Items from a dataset
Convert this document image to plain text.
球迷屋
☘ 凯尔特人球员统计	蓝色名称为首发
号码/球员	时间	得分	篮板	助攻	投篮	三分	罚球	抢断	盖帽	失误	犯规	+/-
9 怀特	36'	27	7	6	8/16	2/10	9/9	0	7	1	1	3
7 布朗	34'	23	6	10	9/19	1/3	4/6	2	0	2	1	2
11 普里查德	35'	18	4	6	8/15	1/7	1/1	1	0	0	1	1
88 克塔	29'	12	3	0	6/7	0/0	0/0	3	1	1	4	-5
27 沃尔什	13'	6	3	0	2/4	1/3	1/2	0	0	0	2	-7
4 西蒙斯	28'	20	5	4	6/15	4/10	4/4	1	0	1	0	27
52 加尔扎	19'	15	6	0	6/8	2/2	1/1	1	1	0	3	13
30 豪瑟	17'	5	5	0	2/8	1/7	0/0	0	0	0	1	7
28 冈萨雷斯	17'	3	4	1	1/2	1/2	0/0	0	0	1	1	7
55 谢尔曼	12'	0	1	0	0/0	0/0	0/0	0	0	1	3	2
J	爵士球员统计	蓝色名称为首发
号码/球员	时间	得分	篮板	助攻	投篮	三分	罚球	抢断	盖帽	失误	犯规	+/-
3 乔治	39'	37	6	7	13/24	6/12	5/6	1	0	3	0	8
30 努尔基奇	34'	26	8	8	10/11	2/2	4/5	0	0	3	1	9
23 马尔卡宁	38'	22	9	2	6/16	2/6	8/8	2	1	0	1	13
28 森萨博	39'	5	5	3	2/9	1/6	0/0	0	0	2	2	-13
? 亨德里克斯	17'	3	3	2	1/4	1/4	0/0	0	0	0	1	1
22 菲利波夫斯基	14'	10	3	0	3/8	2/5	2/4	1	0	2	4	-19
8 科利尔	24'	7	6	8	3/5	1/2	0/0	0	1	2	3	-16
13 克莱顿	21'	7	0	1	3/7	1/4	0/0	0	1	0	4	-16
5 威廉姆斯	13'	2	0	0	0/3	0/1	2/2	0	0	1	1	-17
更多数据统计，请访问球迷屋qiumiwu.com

■ **PROBLEM DESCRIPTION**
Go through the listing above and restate it word for word.

■ **SOLUTION FOR THIS TASK**
Convert this document image to plain text.
球迷屋
☘ 凯尔特人球员统计	蓝色名称为首发
号码/球员	时间	得分	篮板	助攻	投篮	三分	罚球	抢断	盖帽	失误	犯规	+/-
9 怀特	36'	27	7	6	8/16	2/10	9/9	0	7	1	1	3
7 布朗	34'	23	6	10	9/19	1/3	4/6	2	0	2	1	2
11 普里查德	35'	18	4	6	8/15	1/7	1/1	1	0	0	1	1
88 克塔	29'	12	3	0	6/7	0/0	0/0	3	1	1	4	-5
27 沃尔什	13'	6	3	0	2/4	1/3	1/2	0	0	0	2	-7
4 西蒙斯	28'	20	5	4	6/15	4/10	4/4	1	0	1	0	27
52 加尔扎	19'	15	6	0	6/8	2/2	1/1	1	1	0	3	13
30 豪瑟	17'	5	5	0	2/8	1/7	0/0	0	0	0	1	7
28 冈萨雷斯	17'	3	4	1	1/2	1/2	0/0	0	0	1	1	7
55 谢尔曼	12'	0	1	0	0/0	0/0	0/0	0	0	1	3	2
J	爵士球员统计	蓝色名称为首发
号码/球员	时间	得分	篮板	助攻	投篮	三分	罚球	抢断	盖帽	失误	犯规	+/-
3 乔治	39'	37	6	7	13/24	6/12	5/6	1	0	3	0	8
30 努尔基奇	34'	26	8	8	10/11	2/2	4/5	0	0	3	1	9
23 马尔卡宁	38'	22	9	2	6/16	2/6	8/8	2	1	0	1	13
28 森萨博	39'	5	5	3	2/9	1/6	0/0	0	0	2	2	-13
? 亨德里克斯	17'	3	3	2	1/4	1/4	0/0	0	0	0	1	1
22 菲利波夫斯基	14'	10	3	0	3/8	2/5	2/4	1	0	2	4	-19
8 科利尔	24'	7	6	8	3/5	1/2	0/0	0	1	2	3	-16
13 克莱顿	21'	7	0	1	3/7	1/4	0/0	0	1	0	4	-16
5 威廉姆斯	13'	2	0	0	0/3	0/1	2/2	0	0	1	1	-17
更多数据统计，请访问球迷屋qiumiwu.com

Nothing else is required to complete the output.